• [WHAT YOU WILL DO]: Print the entries verbatim, leaving out the images they contain.

━━ RECORDED INFORMATION

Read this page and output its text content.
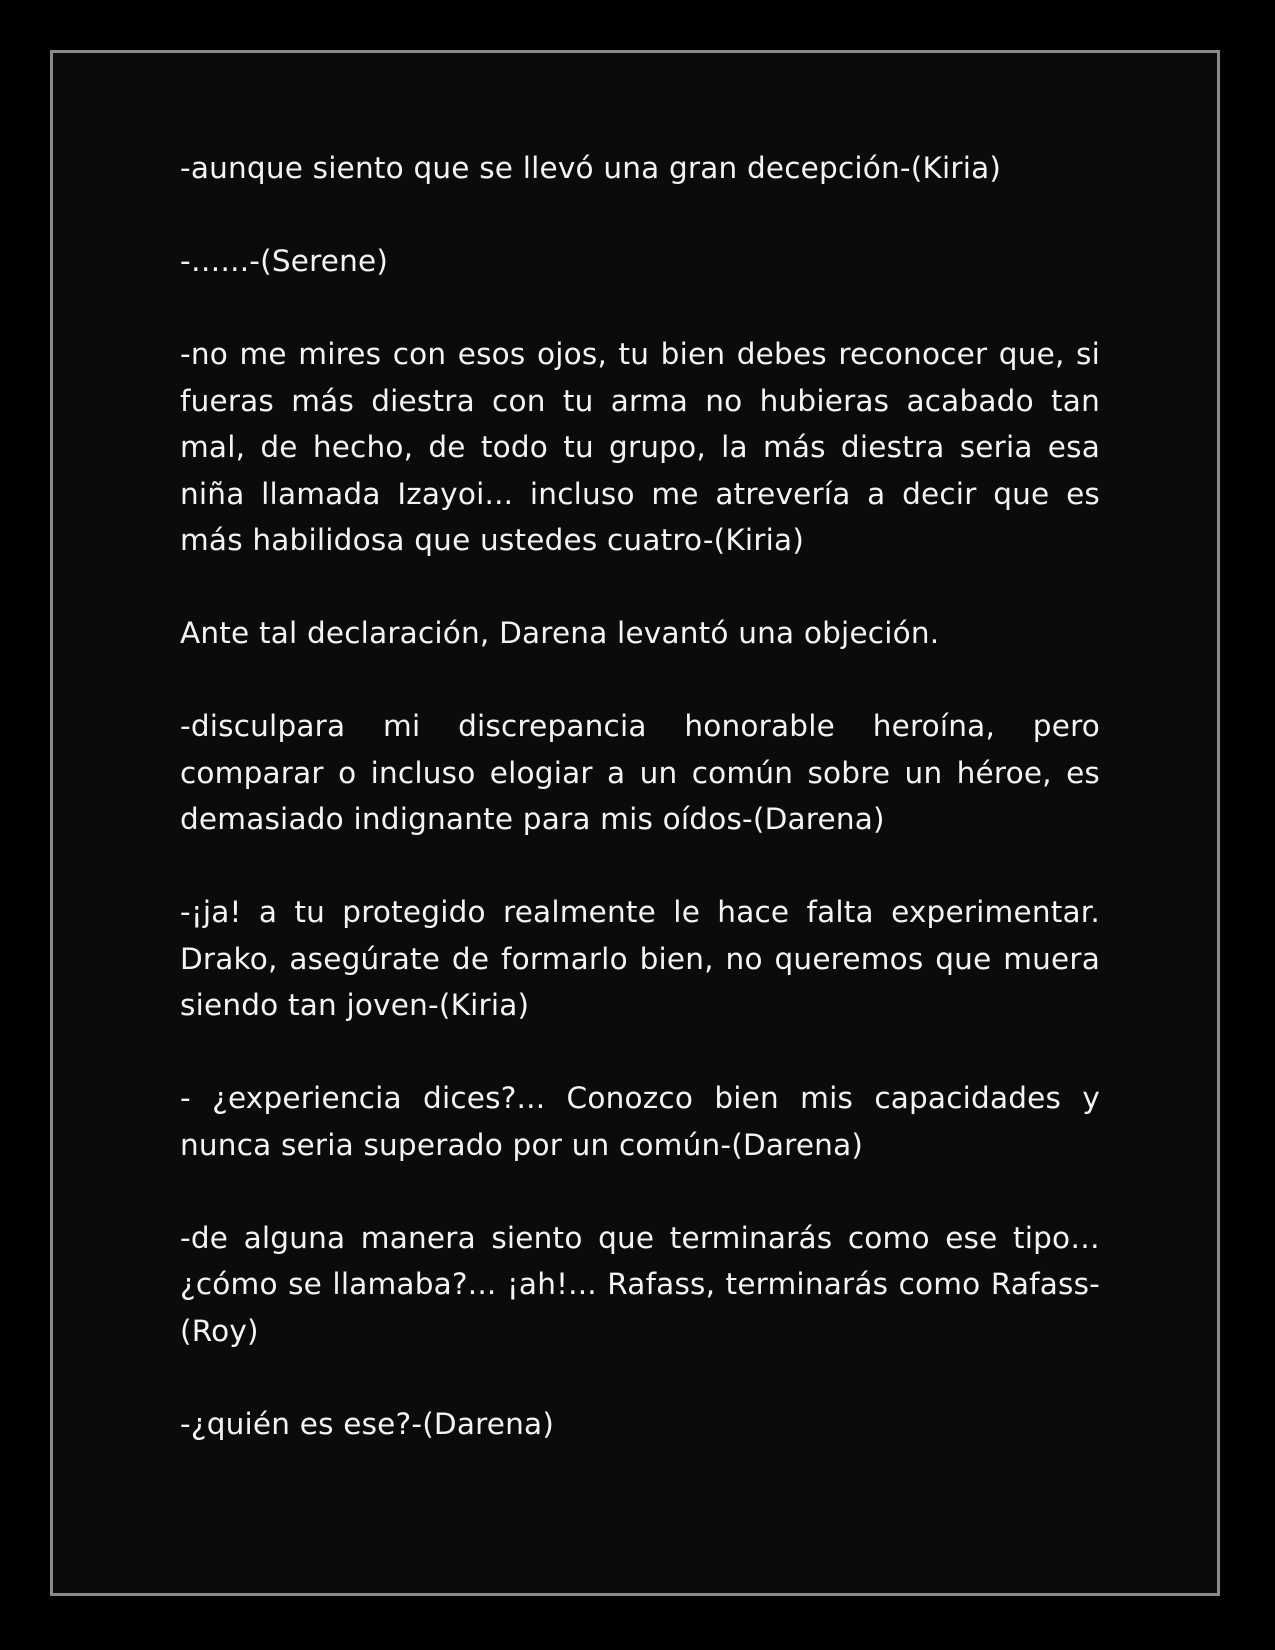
-aunque siento que se llevó una gran decepción-(Kiria)

-…...-(Serene)

-no me mires con esos ojos, tu bien debes reconocer que, si fueras más diestra con tu arma no hubieras acabado tan mal, de hecho, de todo tu grupo, la más diestra seria esa niña llamada Izayoi... incluso me atrevería a decir que es más habilidosa que ustedes cuatro-(Kiria)

Ante tal declaración, Darena levantó una objeción.

-disculpara mi discrepancia honorable heroína, pero comparar o incluso elogiar a un común sobre un héroe, es demasiado indignante para mis oídos-(Darena)

-¡ja! a tu protegido realmente le hace falta experimentar. Drako, asegúrate de formarlo bien, no queremos que muera siendo tan joven-(Kiria)

- ¿experiencia dices?... Conozco bien mis capacidades y nunca seria superado por un común-(Darena)

-de alguna manera siento que terminarás como ese tipo… ¿cómo se llamaba?... ¡ah!... Rafass, terminarás como Rafass-(Roy)

-¿quién es ese?-(Darena)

━━━━

• [SOLUTION FOR THIS PROBLEM]:
Read this page and output its text content.
-aunque siento que se llevó una gran decepción-(Kiria)

-…...-(Serene)

-no me mires con esos ojos, tu bien debes reconocer que, si fueras más diestra con tu arma no hubieras acabado tan mal, de hecho, de todo tu grupo, la más diestra seria esa niña llamada Izayoi... incluso me atrevería a decir que es más habilidosa que ustedes cuatro-(Kiria)

Ante tal declaración, Darena levantó una objeción.

-disculpara mi discrepancia honorable heroína, pero comparar o incluso elogiar a un común sobre un héroe, es demasiado indignante para mis oídos-(Darena)

-¡ja! a tu protegido realmente le hace falta experimentar. Drako, asegúrate de formarlo bien, no queremos que muera siendo tan joven-(Kiria)

- ¿experiencia dices?... Conozco bien mis capacidades y nunca seria superado por un común-(Darena)

-de alguna manera siento que terminarás como ese tipo… ¿cómo se llamaba?... ¡ah!... Rafass, terminarás como Rafass-(Roy)

-¿quién es ese?-(Darena)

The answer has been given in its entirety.